■ **WORK REQUIRED**:
Beneath this task is a listing; retype all of it exactly.

■ **TASK DATA**:
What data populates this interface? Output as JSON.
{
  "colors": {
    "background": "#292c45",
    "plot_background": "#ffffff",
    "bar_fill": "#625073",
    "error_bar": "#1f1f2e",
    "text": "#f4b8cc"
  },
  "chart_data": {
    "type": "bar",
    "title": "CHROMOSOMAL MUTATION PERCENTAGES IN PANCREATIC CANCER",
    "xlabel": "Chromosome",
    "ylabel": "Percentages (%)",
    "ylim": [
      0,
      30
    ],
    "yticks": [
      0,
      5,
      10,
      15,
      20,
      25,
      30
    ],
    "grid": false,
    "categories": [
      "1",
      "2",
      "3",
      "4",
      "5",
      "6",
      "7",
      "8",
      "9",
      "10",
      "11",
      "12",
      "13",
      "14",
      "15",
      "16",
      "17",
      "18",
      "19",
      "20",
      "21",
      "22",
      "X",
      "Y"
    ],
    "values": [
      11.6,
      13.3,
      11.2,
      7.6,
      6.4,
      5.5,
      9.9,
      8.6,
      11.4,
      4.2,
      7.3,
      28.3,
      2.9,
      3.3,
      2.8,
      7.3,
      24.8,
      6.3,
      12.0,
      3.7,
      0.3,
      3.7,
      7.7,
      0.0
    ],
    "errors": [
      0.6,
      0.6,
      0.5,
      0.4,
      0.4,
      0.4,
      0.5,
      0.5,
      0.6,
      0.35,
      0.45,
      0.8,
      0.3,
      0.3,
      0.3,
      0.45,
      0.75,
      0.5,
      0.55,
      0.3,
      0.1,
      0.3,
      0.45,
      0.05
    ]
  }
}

■ **RESULT OF THIS EXERCISE**:
What data populates this interface? Output as JSON.
{
  "colors": {
    "background": "#292c45",
    "plot_background": "#ffffff",
    "bar_fill": "#625073",
    "error_bar": "#1f1f2e",
    "text": "#f4b8cc"
  },
  "chart_data": {
    "type": "bar",
    "title": "CHROMOSOMAL MUTATION PERCENTAGES IN PANCREATIC CANCER",
    "xlabel": "Chromosome",
    "ylabel": "Percentages (%)",
    "ylim": [
      0,
      30
    ],
    "yticks": [
      0,
      5,
      10,
      15,
      20,
      25,
      30
    ],
    "grid": false,
    "categories": [
      "1",
      "2",
      "3",
      "4",
      "5",
      "6",
      "7",
      "8",
      "9",
      "10",
      "11",
      "12",
      "13",
      "14",
      "15",
      "16",
      "17",
      "18",
      "19",
      "20",
      "21",
      "22",
      "X",
      "Y"
    ],
    "values": [
      11.6,
      13.3,
      11.2,
      7.6,
      6.4,
      5.5,
      9.9,
      8.6,
      11.4,
      4.2,
      7.3,
      28.3,
      2.9,
      3.3,
      2.8,
      7.3,
      24.8,
      6.3,
      12.0,
      3.7,
      0.3,
      3.7,
      7.7,
      0.0
    ],
    "errors": [
      0.6,
      0.6,
      0.5,
      0.4,
      0.4,
      0.4,
      0.5,
      0.5,
      0.6,
      0.35,
      0.45,
      0.8,
      0.3,
      0.3,
      0.3,
      0.45,
      0.75,
      0.5,
      0.55,
      0.3,
      0.1,
      0.3,
      0.45,
      0.05
    ]
  }
}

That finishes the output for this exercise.